[Stored data]
>>>>>

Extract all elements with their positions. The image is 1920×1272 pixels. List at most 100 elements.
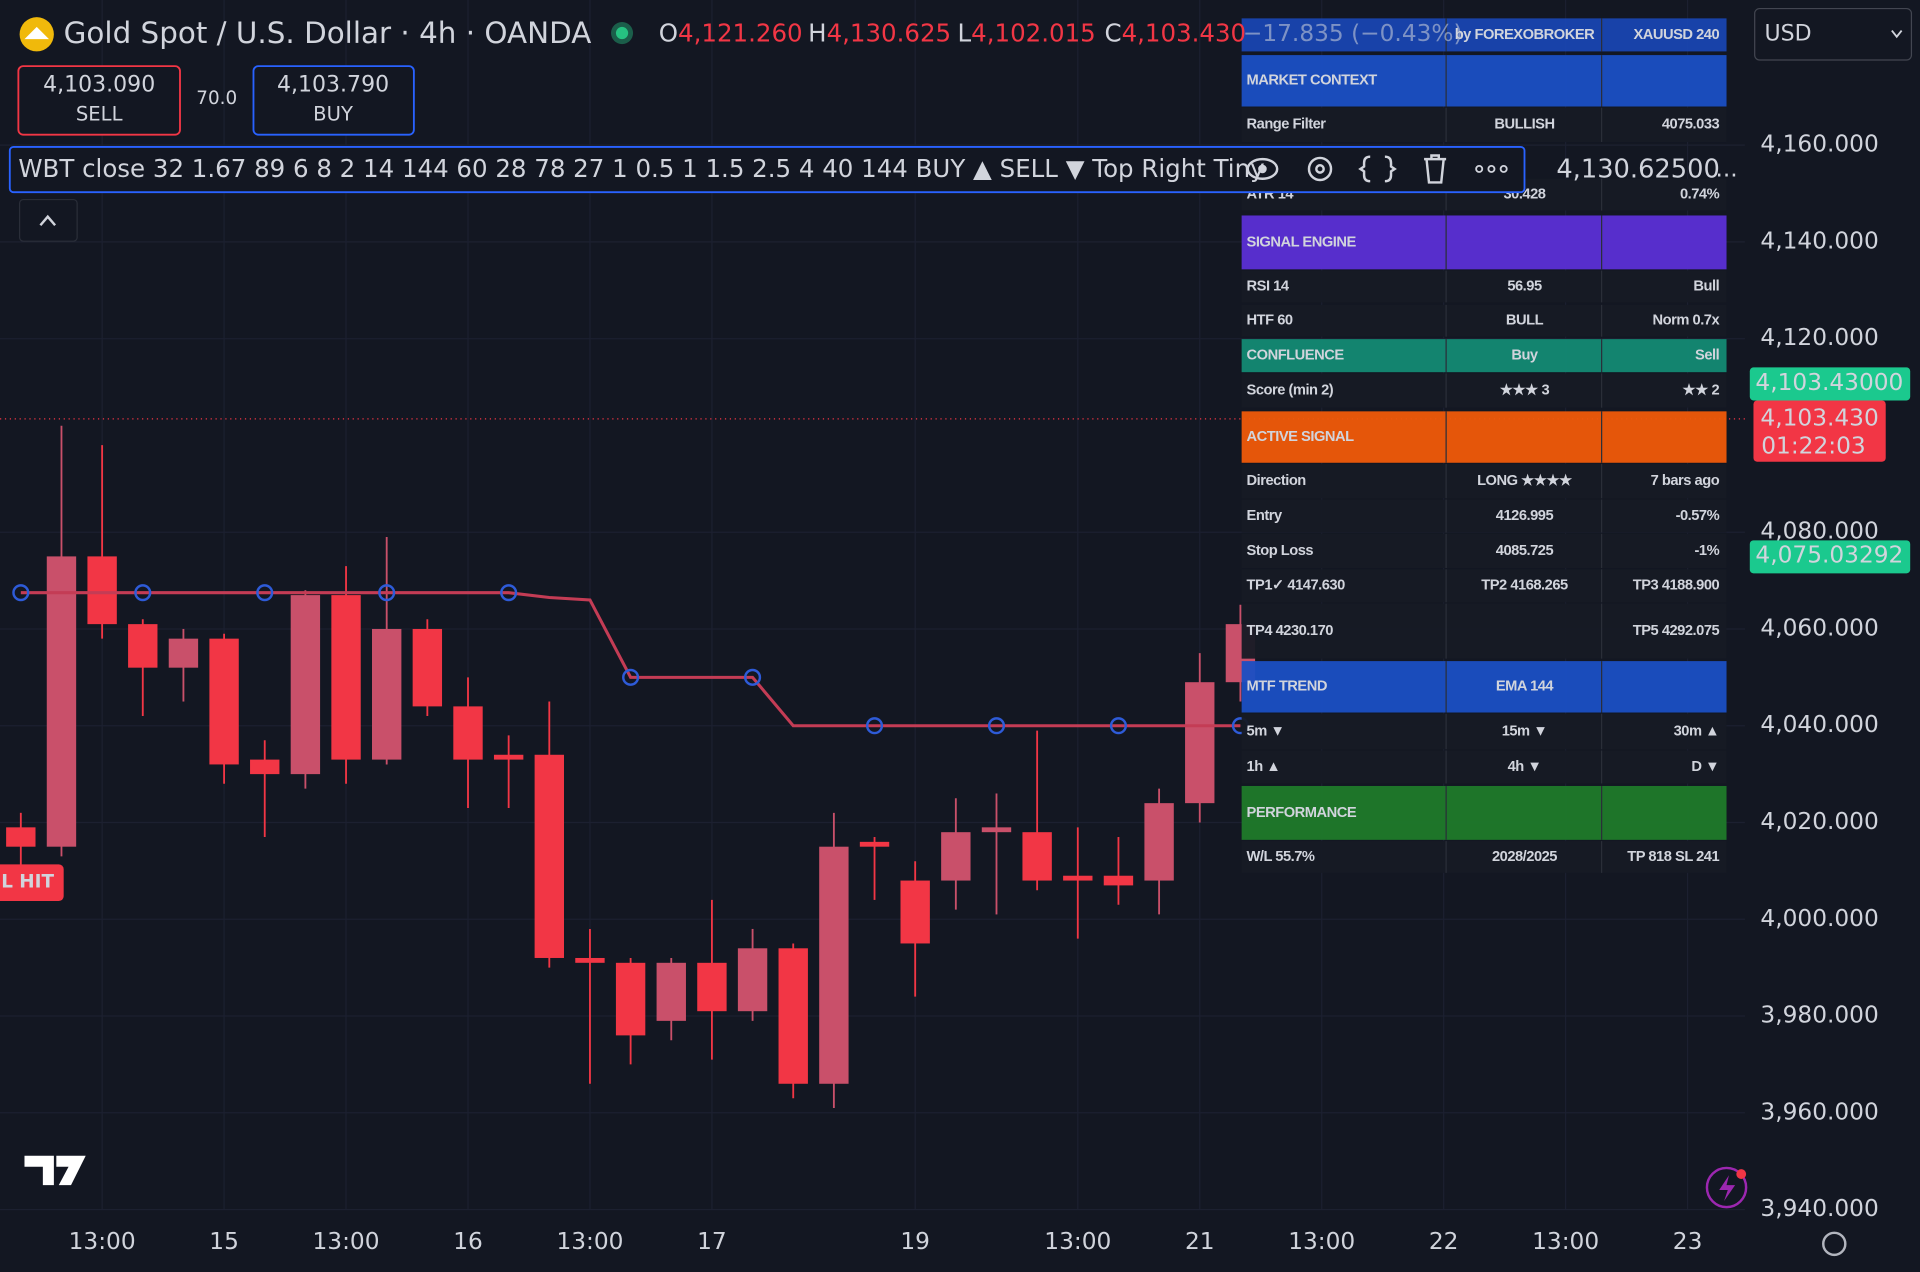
price-label: 4,075.03292 [1755,542,1903,569]
panel-cell: EMA 144 [1496,679,1555,695]
panel-cell: HTF 60 [1247,313,1293,329]
panel-cell: CONFLUENCE [1247,348,1345,364]
toolbar-box [8,145,1526,194]
candle-body [656,962,686,1021]
x-tick-label: 13:00 [1288,1228,1355,1255]
candle-body [331,595,361,760]
ohlc-value: 4,130.625 [827,18,952,47]
panel-cell: TP5 4292.075 [1633,623,1720,639]
eye-pupil [1258,164,1267,174]
more-dot[interactable] [1475,164,1484,173]
panel-cell: by FOREXOBROKER [1455,27,1595,43]
panel-cell: Stop Loss [1247,543,1314,559]
panel-cell: D ▼ [1691,759,1719,775]
ohlc-key: L [958,18,972,47]
ohlc-key: O [659,18,678,47]
source-button[interactable] [1358,155,1397,183]
panel-cell: PERFORMANCE [1247,805,1357,821]
candle-body [1063,875,1093,881]
x-tick-label: 22 [1429,1228,1459,1255]
panel-row [1241,373,1727,408]
panel-cell: TP 818 SL 241 [1627,849,1719,865]
y-tick-label: 4,040.000 [1760,711,1878,738]
ohlc-item: O4,121.260 [659,18,803,47]
panel-cell: ★★ 2 [1683,382,1720,398]
more-dot[interactable] [1499,164,1508,173]
panel-cell: Buy [1511,348,1539,364]
settings-icon[interactable] [1822,1231,1847,1257]
sell-label[interactable]: SELL [76,103,123,126]
panel-cell: 4126.995 [1496,508,1554,524]
currency-label[interactable]: USD [1764,21,1811,46]
panel-row [1241,339,1727,373]
panel-cell: Entry [1247,508,1283,524]
candle-body [981,827,1012,833]
ui: Gold Spot / U.S. Dollar · 4h · OANDA O4,… [17,7,1913,1257]
settings-button[interactable] [1307,156,1333,182]
buy-price[interactable]: 4,103.790 [277,73,389,98]
eye-icon[interactable] [1246,157,1279,180]
candle-body [1103,875,1134,886]
candle-body [575,957,605,963]
candle-body [941,832,971,881]
panel-cell: Norm 0.7x [1653,313,1721,329]
trail-marker [987,717,1006,735]
price-countdown: 01:22:03 [1761,433,1865,460]
panel-cell: TP1✓ 4147.630 [1247,578,1346,594]
panel-row [1241,713,1727,750]
price-label: 4,103.43000 [1755,369,1903,396]
candle-body [534,754,564,958]
candle-body [453,706,483,760]
panel-cell: XAUUSD 240 [1633,27,1719,43]
alert-icon[interactable] [1705,1166,1748,1209]
candle-body [819,846,849,1084]
dropdown-arrow [1891,30,1903,39]
ohlc: O4,121.260 H4,130.625 L4,102.015 C4,103.430 [659,18,1246,47]
candle-body [372,628,402,760]
y-tick-label: 3,960.000 [1760,1098,1878,1125]
panel-row [1241,499,1727,533]
x-tick-label: 21 [1185,1228,1215,1255]
trail-marker [743,668,762,686]
x-tick-label: 16 [453,1228,483,1255]
panel-row [1241,411,1727,463]
ohlc-value: 4,121.260 [678,18,803,47]
panel-row [1241,215,1727,270]
buy-button[interactable] [252,65,415,136]
more-dot[interactable] [1487,164,1496,173]
trail-marker [1109,717,1128,735]
candle-body [697,962,727,1012]
buy-label[interactable]: BUY [313,103,353,126]
panel-cell: 56.95 [1507,278,1542,294]
candle-body [87,556,117,625]
candle-body [859,841,890,847]
x-tick-label: 17 [697,1228,727,1255]
currency-dropdown[interactable] [1754,7,1913,61]
x-tick-label: 19 [900,1228,930,1255]
panel-cell: BULLISH [1494,117,1554,133]
alert-bolt [1719,1175,1736,1201]
alert-dot [1736,1169,1747,1179]
candle-body [209,638,239,765]
panel-cell: Sell [1695,348,1720,364]
panel-row [1241,841,1727,873]
panel-cell: -1% [1695,543,1720,559]
ohlc-value: 4,102.015 [971,18,1096,47]
panel-row [1241,661,1727,713]
logo [24,1155,86,1186]
candle-body [900,880,930,944]
sell-price[interactable]: 4,103.090 [43,73,155,98]
candle-body [412,628,443,707]
panel-cell: ACTIVE SIGNAL [1247,429,1355,445]
delete-button[interactable] [1424,154,1447,184]
collapse-button[interactable] [18,198,78,242]
y-tick-label: 4,120.000 [1760,324,1878,351]
trail-marker [500,584,518,602]
sell-button[interactable] [17,65,181,136]
panel-cell: LONG ★★★★ [1477,473,1573,489]
symbol-title: Gold Spot / U.S. Dollar · 4h · OANDA [64,16,592,50]
candle-body [1185,682,1215,804]
panel-cell: 1h ▲ [1247,759,1281,775]
panel-cell: ★★★ 3 [1500,382,1550,398]
trail-marker [256,584,274,602]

<<<<<

WHAT IS NEEDED - Quote the entries starting at the line that contains "price-label: 4,075.03292 [1755,542,1903,569]" and ending at the line that contains "candle-body [656,962,686,1021]", both included, exactly as they appear.

TASK SOLUTION -
price-label: 4,075.03292 [1755,542,1903,569]
panel-cell: EMA 144 [1496,679,1555,695]
panel-cell: HTF 60 [1247,313,1293,329]
panel-cell: CONFLUENCE [1247,348,1345,364]
toolbar-box [8,145,1526,194]
candle-body [656,962,686,1021]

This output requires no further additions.